:: Il compito ::
Sostituisci "event-dot" con "punto-evento" in tutto il tratto che va dall'inizio dei record fino alla riga che contiene "event-dot <box>629 519 631 521</box>", inclusa, e riscrivi solo queste righe lasciando invariato tutto il resto.

:: Estratti dei record ::
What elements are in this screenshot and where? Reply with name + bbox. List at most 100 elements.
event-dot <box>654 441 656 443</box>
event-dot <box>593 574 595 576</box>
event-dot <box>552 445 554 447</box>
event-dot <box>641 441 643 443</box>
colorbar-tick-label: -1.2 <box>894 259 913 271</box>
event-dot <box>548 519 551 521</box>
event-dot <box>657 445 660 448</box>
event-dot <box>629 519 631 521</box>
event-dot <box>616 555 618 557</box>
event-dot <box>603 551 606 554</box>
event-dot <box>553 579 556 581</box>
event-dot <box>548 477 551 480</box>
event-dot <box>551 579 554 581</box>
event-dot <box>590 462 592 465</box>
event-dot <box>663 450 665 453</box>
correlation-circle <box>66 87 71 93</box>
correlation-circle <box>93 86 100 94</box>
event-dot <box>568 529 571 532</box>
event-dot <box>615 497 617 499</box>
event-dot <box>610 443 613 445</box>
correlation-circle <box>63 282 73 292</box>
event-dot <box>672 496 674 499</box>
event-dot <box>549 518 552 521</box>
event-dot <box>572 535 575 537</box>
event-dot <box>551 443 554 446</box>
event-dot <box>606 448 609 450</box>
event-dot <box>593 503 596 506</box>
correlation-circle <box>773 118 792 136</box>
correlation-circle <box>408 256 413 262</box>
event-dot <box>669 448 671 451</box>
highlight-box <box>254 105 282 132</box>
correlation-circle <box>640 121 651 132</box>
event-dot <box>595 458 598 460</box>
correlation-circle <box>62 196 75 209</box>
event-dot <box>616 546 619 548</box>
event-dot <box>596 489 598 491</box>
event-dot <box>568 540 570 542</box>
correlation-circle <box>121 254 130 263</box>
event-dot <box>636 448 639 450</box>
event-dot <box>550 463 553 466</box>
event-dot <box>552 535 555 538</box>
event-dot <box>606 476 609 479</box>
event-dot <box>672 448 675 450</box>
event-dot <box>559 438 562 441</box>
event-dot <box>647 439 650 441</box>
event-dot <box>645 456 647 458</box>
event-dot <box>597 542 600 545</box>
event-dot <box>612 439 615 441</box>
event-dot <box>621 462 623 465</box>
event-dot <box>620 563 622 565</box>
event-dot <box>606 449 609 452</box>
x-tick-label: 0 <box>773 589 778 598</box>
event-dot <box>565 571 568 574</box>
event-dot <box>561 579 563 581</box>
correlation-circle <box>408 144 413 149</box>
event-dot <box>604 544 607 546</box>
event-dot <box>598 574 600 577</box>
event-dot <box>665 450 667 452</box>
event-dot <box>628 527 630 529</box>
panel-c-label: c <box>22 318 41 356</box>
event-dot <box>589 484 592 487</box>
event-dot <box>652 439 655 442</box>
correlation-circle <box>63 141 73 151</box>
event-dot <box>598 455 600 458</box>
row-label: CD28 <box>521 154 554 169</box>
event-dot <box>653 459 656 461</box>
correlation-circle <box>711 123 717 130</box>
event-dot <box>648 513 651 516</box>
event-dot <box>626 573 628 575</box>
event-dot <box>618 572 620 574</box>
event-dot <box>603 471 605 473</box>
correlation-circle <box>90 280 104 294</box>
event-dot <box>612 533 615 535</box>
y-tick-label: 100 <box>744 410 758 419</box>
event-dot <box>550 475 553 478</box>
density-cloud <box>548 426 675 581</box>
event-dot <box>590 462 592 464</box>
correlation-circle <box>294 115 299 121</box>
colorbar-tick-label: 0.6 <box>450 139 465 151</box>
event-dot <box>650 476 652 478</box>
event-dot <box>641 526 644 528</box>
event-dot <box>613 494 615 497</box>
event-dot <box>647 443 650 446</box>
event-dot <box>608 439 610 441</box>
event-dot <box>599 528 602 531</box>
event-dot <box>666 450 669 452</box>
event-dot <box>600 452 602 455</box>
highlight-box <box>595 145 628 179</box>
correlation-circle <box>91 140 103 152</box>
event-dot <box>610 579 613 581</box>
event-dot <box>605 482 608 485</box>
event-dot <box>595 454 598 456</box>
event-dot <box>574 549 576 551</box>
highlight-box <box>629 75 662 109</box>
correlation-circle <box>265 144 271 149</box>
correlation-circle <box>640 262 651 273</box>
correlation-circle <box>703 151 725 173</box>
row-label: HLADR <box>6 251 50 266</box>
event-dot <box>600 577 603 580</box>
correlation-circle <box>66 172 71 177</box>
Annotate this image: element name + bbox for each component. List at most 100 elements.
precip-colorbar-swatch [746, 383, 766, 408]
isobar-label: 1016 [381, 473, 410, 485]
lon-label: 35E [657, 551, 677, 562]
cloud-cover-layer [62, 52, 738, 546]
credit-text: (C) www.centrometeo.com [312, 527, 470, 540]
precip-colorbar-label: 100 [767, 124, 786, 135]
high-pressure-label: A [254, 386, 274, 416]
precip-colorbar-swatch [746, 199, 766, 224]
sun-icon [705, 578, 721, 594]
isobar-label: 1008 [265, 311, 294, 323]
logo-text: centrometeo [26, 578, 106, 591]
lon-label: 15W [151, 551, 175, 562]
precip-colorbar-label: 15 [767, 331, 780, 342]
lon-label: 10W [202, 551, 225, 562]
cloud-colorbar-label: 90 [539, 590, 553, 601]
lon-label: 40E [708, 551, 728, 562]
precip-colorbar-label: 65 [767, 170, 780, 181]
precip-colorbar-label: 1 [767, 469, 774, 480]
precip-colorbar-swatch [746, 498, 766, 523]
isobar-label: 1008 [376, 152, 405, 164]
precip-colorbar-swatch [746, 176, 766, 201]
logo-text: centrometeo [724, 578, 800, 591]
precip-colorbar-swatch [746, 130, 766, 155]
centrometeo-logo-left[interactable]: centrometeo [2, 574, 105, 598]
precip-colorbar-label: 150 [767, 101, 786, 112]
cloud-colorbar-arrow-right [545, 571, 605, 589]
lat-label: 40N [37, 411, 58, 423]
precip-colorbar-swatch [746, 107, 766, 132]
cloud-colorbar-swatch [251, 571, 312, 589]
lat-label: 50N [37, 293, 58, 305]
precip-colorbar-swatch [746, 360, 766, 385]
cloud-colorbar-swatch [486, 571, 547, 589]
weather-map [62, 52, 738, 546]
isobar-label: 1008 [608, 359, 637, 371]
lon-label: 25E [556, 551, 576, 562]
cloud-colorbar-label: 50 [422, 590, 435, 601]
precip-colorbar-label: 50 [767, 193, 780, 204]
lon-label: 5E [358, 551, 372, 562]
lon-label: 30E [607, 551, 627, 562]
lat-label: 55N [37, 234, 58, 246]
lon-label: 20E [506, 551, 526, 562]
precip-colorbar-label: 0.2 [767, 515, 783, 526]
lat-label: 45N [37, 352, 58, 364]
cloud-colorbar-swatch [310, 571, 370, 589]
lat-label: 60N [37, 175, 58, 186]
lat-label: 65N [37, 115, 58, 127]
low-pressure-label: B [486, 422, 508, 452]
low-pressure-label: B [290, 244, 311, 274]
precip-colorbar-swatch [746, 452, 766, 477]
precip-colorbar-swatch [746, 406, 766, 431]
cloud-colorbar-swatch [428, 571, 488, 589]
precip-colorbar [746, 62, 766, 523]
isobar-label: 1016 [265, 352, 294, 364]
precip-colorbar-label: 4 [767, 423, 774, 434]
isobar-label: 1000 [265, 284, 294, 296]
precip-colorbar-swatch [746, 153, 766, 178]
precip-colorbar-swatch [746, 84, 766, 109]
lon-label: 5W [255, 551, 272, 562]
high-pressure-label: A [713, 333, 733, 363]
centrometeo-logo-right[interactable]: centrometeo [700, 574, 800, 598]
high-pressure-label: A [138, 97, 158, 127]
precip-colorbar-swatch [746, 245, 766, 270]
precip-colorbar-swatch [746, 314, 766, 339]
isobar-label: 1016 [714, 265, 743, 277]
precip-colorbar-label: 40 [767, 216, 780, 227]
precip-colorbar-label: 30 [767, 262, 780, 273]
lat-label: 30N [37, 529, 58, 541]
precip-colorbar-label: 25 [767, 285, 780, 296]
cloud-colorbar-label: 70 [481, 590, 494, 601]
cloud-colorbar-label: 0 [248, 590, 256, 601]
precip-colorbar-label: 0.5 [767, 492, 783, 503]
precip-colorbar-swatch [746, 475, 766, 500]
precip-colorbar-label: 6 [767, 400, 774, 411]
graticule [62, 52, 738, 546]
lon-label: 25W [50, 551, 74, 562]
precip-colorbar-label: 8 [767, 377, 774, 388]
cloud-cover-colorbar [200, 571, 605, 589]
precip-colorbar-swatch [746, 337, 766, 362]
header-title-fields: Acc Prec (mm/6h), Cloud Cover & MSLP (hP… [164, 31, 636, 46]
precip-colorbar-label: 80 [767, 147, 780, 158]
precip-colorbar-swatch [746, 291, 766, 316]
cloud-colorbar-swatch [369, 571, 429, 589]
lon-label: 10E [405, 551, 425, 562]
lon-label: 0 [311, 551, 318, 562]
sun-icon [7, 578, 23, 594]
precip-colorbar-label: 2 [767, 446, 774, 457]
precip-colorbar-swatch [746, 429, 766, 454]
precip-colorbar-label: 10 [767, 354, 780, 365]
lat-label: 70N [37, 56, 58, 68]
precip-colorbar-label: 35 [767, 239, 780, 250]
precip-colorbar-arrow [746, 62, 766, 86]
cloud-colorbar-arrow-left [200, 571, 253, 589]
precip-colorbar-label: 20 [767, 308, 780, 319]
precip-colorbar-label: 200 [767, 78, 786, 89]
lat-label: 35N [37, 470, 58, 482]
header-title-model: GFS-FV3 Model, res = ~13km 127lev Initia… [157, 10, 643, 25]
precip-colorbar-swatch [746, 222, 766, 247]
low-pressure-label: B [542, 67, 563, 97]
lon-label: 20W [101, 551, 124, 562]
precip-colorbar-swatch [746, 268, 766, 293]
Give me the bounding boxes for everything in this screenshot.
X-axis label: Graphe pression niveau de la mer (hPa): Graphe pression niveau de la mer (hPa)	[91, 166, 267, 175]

:: Risultato qui sotto ::
What elements are in this screenshot and where? Reply with name + bbox. List at most 100 elements.
punto-evento <box>654 441 656 443</box>
punto-evento <box>593 574 595 576</box>
punto-evento <box>552 445 554 447</box>
punto-evento <box>641 441 643 443</box>
colorbar-tick-label: -1.2 <box>894 259 913 271</box>
punto-evento <box>548 519 551 521</box>
punto-evento <box>657 445 660 448</box>
punto-evento <box>629 519 631 521</box>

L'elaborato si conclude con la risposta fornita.